Some records:
* START *

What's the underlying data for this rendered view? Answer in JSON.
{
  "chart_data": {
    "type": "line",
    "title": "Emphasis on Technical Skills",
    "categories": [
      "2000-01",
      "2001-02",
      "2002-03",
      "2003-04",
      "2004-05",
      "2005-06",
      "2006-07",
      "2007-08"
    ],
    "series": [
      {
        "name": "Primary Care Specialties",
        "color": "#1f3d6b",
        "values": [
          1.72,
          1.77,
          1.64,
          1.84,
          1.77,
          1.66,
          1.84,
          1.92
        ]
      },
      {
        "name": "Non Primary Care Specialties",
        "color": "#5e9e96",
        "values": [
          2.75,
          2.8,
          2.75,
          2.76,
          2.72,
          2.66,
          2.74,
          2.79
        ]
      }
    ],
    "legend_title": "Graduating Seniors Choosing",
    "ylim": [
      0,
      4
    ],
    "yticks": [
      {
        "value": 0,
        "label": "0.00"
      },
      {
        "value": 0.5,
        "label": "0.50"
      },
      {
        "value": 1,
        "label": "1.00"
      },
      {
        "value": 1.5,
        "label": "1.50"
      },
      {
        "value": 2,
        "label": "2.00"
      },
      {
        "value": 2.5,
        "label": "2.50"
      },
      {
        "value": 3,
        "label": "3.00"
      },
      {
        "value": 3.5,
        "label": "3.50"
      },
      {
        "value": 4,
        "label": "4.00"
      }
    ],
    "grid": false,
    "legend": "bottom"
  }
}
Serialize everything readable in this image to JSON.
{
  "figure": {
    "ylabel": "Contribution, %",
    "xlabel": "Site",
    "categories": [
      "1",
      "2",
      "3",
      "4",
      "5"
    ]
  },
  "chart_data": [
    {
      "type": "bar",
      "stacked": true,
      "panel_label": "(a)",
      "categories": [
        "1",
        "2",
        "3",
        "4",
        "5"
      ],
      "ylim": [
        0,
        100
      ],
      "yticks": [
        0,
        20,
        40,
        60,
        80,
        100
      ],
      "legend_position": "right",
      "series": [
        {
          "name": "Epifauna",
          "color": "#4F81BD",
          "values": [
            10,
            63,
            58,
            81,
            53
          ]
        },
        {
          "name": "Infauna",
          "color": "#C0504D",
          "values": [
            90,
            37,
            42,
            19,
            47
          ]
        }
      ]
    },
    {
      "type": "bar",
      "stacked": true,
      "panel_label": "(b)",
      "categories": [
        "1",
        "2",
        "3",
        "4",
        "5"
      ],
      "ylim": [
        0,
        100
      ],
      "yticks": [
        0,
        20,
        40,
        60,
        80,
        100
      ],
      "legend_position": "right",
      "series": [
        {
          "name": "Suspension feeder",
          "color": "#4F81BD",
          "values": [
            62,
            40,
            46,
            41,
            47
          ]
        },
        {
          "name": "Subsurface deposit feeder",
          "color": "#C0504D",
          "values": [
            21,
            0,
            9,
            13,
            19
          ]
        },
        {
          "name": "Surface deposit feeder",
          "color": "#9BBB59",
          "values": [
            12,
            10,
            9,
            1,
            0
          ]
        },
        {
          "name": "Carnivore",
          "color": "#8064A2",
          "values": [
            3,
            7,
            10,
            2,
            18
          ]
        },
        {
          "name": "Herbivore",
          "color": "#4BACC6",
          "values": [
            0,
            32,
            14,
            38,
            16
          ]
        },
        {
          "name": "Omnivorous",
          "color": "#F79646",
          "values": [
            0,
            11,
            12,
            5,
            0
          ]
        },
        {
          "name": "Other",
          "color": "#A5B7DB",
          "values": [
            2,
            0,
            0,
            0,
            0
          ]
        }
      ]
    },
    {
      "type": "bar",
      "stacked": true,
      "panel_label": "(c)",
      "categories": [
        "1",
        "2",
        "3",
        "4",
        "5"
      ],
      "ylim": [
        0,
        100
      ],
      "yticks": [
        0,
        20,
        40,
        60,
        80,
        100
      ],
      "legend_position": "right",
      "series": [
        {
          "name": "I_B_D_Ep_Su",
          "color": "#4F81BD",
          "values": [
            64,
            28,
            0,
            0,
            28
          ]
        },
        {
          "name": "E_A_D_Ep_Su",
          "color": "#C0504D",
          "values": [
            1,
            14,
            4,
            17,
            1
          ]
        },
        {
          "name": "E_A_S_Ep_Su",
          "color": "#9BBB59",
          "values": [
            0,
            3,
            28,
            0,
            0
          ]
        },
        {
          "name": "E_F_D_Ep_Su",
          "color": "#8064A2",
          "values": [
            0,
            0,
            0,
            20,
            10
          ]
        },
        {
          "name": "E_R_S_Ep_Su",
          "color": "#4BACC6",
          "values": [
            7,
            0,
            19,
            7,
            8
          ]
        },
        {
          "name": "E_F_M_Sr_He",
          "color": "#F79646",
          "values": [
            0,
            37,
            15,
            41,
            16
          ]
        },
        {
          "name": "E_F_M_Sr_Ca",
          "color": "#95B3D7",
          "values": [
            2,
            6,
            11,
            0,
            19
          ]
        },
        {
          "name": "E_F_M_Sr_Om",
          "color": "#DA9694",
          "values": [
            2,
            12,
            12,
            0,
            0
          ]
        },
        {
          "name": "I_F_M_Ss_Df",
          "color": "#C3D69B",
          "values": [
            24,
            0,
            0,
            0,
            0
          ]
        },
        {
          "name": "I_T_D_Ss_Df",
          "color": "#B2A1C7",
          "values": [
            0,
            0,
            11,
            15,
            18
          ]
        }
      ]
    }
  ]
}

* END *

EXERCISE DESCRIPTION: Copy out the full material exactly as it appears.

THE COMPLETED TASK:
What's the underlying data for this rendered view? Answer in JSON.
{
  "chart_data": {
    "type": "line",
    "title": "Emphasis on Technical Skills",
    "categories": [
      "2000-01",
      "2001-02",
      "2002-03",
      "2003-04",
      "2004-05",
      "2005-06",
      "2006-07",
      "2007-08"
    ],
    "series": [
      {
        "name": "Primary Care Specialties",
        "color": "#1f3d6b",
        "values": [
          1.72,
          1.77,
          1.64,
          1.84,
          1.77,
          1.66,
          1.84,
          1.92
        ]
      },
      {
        "name": "Non Primary Care Specialties",
        "color": "#5e9e96",
        "values": [
          2.75,
          2.8,
          2.75,
          2.76,
          2.72,
          2.66,
          2.74,
          2.79
        ]
      }
    ],
    "legend_title": "Graduating Seniors Choosing",
    "ylim": [
      0,
      4
    ],
    "yticks": [
      {
        "value": 0,
        "label": "0.00"
      },
      {
        "value": 0.5,
        "label": "0.50"
      },
      {
        "value": 1,
        "label": "1.00"
      },
      {
        "value": 1.5,
        "label": "1.50"
      },
      {
        "value": 2,
        "label": "2.00"
      },
      {
        "value": 2.5,
        "label": "2.50"
      },
      {
        "value": 3,
        "label": "3.00"
      },
      {
        "value": 3.5,
        "label": "3.50"
      },
      {
        "value": 4,
        "label": "4.00"
      }
    ],
    "grid": false,
    "legend": "bottom"
  }
}
Serialize everything readable in this image to JSON.
{
  "figure": {
    "ylabel": "Contribution, %",
    "xlabel": "Site",
    "categories": [
      "1",
      "2",
      "3",
      "4",
      "5"
    ]
  },
  "chart_data": [
    {
      "type": "bar",
      "stacked": true,
      "panel_label": "(a)",
      "categories": [
        "1",
        "2",
        "3",
        "4",
        "5"
      ],
      "ylim": [
        0,
        100
      ],
      "yticks": [
        0,
        20,
        40,
        60,
        80,
        100
      ],
      "legend_position": "right",
      "series": [
        {
          "name": "Epifauna",
          "color": "#4F81BD",
          "values": [
            10,
            63,
            58,
            81,
            53
          ]
        },
        {
          "name": "Infauna",
          "color": "#C0504D",
          "values": [
            90,
            37,
            42,
            19,
            47
          ]
        }
      ]
    },
    {
      "type": "bar",
      "stacked": true,
      "panel_label": "(b)",
      "categories": [
        "1",
        "2",
        "3",
        "4",
        "5"
      ],
      "ylim": [
        0,
        100
      ],
      "yticks": [
        0,
        20,
        40,
        60,
        80,
        100
      ],
      "legend_position": "right",
      "series": [
        {
          "name": "Suspension feeder",
          "color": "#4F81BD",
          "values": [
            62,
            40,
            46,
            41,
            47
          ]
        },
        {
          "name": "Subsurface deposit feeder",
          "color": "#C0504D",
          "values": [
            21,
            0,
            9,
            13,
            19
          ]
        },
        {
          "name": "Surface deposit feeder",
          "color": "#9BBB59",
          "values": [
            12,
            10,
            9,
            1,
            0
          ]
        },
        {
          "name": "Carnivore",
          "color": "#8064A2",
          "values": [
            3,
            7,
            10,
            2,
            18
          ]
        },
        {
          "name": "Herbivore",
          "color": "#4BACC6",
          "values": [
            0,
            32,
            14,
            38,
            16
          ]
        },
        {
          "name": "Omnivorous",
          "color": "#F79646",
          "values": [
            0,
            11,
            12,
            5,
            0
          ]
        },
        {
          "name": "Other",
          "color": "#A5B7DB",
          "values": [
            2,
            0,
            0,
            0,
            0
          ]
        }
      ]
    },
    {
      "type": "bar",
      "stacked": true,
      "panel_label": "(c)",
      "categories": [
        "1",
        "2",
        "3",
        "4",
        "5"
      ],
      "ylim": [
        0,
        100
      ],
      "yticks": [
        0,
        20,
        40,
        60,
        80,
        100
      ],
      "legend_position": "right",
      "series": [
        {
          "name": "I_B_D_Ep_Su",
          "color": "#4F81BD",
          "values": [
            64,
            28,
            0,
            0,
            28
          ]
        },
        {
          "name": "E_A_D_Ep_Su",
          "color": "#C0504D",
          "values": [
            1,
            14,
            4,
            17,
            1
          ]
        },
        {
          "name": "E_A_S_Ep_Su",
          "color": "#9BBB59",
          "values": [
            0,
            3,
            28,
            0,
            0
          ]
        },
        {
          "name": "E_F_D_Ep_Su",
          "color": "#8064A2",
          "values": [
            0,
            0,
            0,
            20,
            10
          ]
        },
        {
          "name": "E_R_S_Ep_Su",
          "color": "#4BACC6",
          "values": [
            7,
            0,
            19,
            7,
            8
          ]
        },
        {
          "name": "E_F_M_Sr_He",
          "color": "#F79646",
          "values": [
            0,
            37,
            15,
            41,
            16
          ]
        },
        {
          "name": "E_F_M_Sr_Ca",
          "color": "#95B3D7",
          "values": [
            2,
            6,
            11,
            0,
            19
          ]
        },
        {
          "name": "E_F_M_Sr_Om",
          "color": "#DA9694",
          "values": [
            2,
            12,
            12,
            0,
            0
          ]
        },
        {
          "name": "I_F_M_Ss_Df",
          "color": "#C3D69B",
          "values": [
            24,
            0,
            0,
            0,
            0
          ]
        },
        {
          "name": "I_T_D_Ss_Df",
          "color": "#B2A1C7",
          "values": [
            0,
            0,
            11,
            15,
            18
          ]
        }
      ]
    }
  ]
}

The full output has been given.